Stored items

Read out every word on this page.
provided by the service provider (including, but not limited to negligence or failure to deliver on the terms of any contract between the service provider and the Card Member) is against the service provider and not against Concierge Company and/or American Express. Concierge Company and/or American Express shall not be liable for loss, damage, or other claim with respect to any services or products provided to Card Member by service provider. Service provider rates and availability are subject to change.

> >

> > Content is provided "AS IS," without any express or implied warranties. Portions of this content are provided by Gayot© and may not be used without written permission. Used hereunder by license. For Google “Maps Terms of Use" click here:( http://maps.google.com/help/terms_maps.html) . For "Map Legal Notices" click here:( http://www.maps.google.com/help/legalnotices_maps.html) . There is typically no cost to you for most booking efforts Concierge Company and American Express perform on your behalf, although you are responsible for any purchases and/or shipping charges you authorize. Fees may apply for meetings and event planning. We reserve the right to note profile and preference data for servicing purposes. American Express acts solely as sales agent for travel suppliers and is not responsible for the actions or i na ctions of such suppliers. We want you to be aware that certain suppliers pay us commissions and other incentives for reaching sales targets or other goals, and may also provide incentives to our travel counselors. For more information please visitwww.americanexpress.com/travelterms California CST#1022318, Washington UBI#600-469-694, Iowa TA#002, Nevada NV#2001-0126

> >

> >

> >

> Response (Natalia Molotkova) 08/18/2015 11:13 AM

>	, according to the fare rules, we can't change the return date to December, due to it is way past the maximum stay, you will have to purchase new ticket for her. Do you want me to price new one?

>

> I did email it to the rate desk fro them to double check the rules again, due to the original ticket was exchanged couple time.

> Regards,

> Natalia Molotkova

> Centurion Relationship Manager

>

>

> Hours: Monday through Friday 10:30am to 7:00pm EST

[YOUR TASK] Show the lines of the material that contain the word "Molotkova".

[SOLUTION FOR THIS PROBLEM]
> Response (Natalia Molotkova) 08/18/2015 11:13 AM
> Natalia Molotkova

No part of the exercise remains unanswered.